Records from a collection:
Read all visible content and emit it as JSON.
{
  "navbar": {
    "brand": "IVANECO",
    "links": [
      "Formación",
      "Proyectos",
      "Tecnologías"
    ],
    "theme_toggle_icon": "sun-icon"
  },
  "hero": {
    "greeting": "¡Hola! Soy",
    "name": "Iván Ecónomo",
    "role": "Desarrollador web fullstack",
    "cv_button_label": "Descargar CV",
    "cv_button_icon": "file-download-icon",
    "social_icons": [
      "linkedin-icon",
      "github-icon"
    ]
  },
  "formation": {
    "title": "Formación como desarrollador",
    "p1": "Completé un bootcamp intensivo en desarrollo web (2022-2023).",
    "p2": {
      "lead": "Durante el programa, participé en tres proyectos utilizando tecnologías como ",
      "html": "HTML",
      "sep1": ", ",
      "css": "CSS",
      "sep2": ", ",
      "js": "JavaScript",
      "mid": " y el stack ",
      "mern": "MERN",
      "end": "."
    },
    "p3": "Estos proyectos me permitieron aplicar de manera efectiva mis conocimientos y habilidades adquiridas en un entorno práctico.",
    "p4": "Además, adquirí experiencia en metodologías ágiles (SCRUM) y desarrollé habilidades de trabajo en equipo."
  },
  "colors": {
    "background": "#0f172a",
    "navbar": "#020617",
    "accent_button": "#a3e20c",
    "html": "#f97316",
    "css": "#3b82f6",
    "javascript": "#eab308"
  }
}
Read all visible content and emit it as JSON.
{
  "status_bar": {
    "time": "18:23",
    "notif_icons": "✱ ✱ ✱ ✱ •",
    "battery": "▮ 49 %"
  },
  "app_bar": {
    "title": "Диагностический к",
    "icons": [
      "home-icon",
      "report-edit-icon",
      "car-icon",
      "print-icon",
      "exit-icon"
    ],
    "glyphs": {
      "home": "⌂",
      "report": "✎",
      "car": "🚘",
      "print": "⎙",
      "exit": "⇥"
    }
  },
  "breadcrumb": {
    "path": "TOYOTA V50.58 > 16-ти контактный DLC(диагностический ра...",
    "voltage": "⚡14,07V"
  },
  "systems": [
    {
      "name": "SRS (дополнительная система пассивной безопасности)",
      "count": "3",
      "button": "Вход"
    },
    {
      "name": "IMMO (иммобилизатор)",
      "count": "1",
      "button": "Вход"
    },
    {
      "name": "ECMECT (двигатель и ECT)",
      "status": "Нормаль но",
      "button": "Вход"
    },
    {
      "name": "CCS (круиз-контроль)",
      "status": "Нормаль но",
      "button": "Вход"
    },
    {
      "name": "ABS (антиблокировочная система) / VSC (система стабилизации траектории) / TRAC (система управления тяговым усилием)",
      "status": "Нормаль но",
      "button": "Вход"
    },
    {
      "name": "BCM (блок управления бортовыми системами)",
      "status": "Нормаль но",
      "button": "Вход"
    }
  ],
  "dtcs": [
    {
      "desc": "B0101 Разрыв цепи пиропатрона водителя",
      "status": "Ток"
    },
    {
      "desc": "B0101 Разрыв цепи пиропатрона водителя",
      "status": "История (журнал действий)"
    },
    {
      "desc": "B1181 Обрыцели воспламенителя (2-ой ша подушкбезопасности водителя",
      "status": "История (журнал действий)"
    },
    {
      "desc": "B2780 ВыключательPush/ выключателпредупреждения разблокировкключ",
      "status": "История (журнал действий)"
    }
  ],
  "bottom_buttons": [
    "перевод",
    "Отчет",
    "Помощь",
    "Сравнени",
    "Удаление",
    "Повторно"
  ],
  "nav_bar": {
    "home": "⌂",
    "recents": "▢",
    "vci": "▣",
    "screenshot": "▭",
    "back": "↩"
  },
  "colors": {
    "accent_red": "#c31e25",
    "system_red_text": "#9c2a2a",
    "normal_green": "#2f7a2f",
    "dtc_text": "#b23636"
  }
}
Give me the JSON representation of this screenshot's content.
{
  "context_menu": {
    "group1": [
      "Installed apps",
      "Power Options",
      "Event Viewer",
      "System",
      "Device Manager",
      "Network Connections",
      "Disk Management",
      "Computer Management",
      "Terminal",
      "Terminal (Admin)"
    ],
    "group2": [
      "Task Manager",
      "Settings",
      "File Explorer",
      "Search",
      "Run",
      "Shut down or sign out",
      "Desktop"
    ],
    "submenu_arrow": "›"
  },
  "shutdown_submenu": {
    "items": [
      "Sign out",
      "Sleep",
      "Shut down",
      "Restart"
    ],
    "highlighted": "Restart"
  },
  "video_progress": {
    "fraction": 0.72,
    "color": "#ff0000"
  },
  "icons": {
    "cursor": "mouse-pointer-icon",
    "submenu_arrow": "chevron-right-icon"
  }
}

WORK INSTRUCTIONS:
Write out every record verbatim.

ANSWER TO THIS EXERCISE:
Read all visible content and emit it as JSON.
{
  "navbar": {
    "brand": "IVANECO",
    "links": [
      "Formación",
      "Proyectos",
      "Tecnologías"
    ],
    "theme_toggle_icon": "sun-icon"
  },
  "hero": {
    "greeting": "¡Hola! Soy",
    "name": "Iván Ecónomo",
    "role": "Desarrollador web fullstack",
    "cv_button_label": "Descargar CV",
    "cv_button_icon": "file-download-icon",
    "social_icons": [
      "linkedin-icon",
      "github-icon"
    ]
  },
  "formation": {
    "title": "Formación como desarrollador",
    "p1": "Completé un bootcamp intensivo en desarrollo web (2022-2023).",
    "p2": {
      "lead": "Durante el programa, participé en tres proyectos utilizando tecnologías como ",
      "html": "HTML",
      "sep1": ", ",
      "css": "CSS",
      "sep2": ", ",
      "js": "JavaScript",
      "mid": " y el stack ",
      "mern": "MERN",
      "end": "."
    },
    "p3": "Estos proyectos me permitieron aplicar de manera efectiva mis conocimientos y habilidades adquiridas en un entorno práctico.",
    "p4": "Además, adquirí experiencia en metodologías ágiles (SCRUM) y desarrollé habilidades de trabajo en equipo."
  },
  "colors": {
    "background": "#0f172a",
    "navbar": "#020617",
    "accent_button": "#a3e20c",
    "html": "#f97316",
    "css": "#3b82f6",
    "javascript": "#eab308"
  }
}
Read all visible content and emit it as JSON.
{
  "status_bar": {
    "time": "18:23",
    "notif_icons": "✱ ✱ ✱ ✱ •",
    "battery": "▮ 49 %"
  },
  "app_bar": {
    "title": "Диагностический к",
    "icons": [
      "home-icon",
      "report-edit-icon",
      "car-icon",
      "print-icon",
      "exit-icon"
    ],
    "glyphs": {
      "home": "⌂",
      "report": "✎",
      "car": "🚘",
      "print": "⎙",
      "exit": "⇥"
    }
  },
  "breadcrumb": {
    "path": "TOYOTA V50.58 > 16-ти контактный DLC(диагностический ра...",
    "voltage": "⚡14,07V"
  },
  "systems": [
    {
      "name": "SRS (дополнительная система пассивной безопасности)",
      "count": "3",
      "button": "Вход"
    },
    {
      "name": "IMMO (иммобилизатор)",
      "count": "1",
      "button": "Вход"
    },
    {
      "name": "ECMECT (двигатель и ECT)",
      "status": "Нормаль но",
      "button": "Вход"
    },
    {
      "name": "CCS (круиз-контроль)",
      "status": "Нормаль но",
      "button": "Вход"
    },
    {
      "name": "ABS (антиблокировочная система) / VSC (система стабилизации траектории) / TRAC (система управления тяговым усилием)",
      "status": "Нормаль но",
      "button": "Вход"
    },
    {
      "name": "BCM (блок управления бортовыми системами)",
      "status": "Нормаль но",
      "button": "Вход"
    }
  ],
  "dtcs": [
    {
      "desc": "B0101 Разрыв цепи пиропатрона водителя",
      "status": "Ток"
    },
    {
      "desc": "B0101 Разрыв цепи пиропатрона водителя",
      "status": "История (журнал действий)"
    },
    {
      "desc": "B1181 Обрыцели воспламенителя (2-ой ша подушкбезопасности водителя",
      "status": "История (журнал действий)"
    },
    {
      "desc": "B2780 ВыключательPush/ выключателпредупреждения разблокировкключ",
      "status": "История (журнал действий)"
    }
  ],
  "bottom_buttons": [
    "перевод",
    "Отчет",
    "Помощь",
    "Сравнени",
    "Удаление",
    "Повторно"
  ],
  "nav_bar": {
    "home": "⌂",
    "recents": "▢",
    "vci": "▣",
    "screenshot": "▭",
    "back": "↩"
  },
  "colors": {
    "accent_red": "#c31e25",
    "system_red_text": "#9c2a2a",
    "normal_green": "#2f7a2f",
    "dtc_text": "#b23636"
  }
}
Give me the JSON representation of this screenshot's content.
{
  "context_menu": {
    "group1": [
      "Installed apps",
      "Power Options",
      "Event Viewer",
      "System",
      "Device Manager",
      "Network Connections",
      "Disk Management",
      "Computer Management",
      "Terminal",
      "Terminal (Admin)"
    ],
    "group2": [
      "Task Manager",
      "Settings",
      "File Explorer",
      "Search",
      "Run",
      "Shut down or sign out",
      "Desktop"
    ],
    "submenu_arrow": "›"
  },
  "shutdown_submenu": {
    "items": [
      "Sign out",
      "Sleep",
      "Shut down",
      "Restart"
    ],
    "highlighted": "Restart"
  },
  "video_progress": {
    "fraction": 0.72,
    "color": "#ff0000"
  },
  "icons": {
    "cursor": "mouse-pointer-icon",
    "submenu_arrow": "chevron-right-icon"
  }
}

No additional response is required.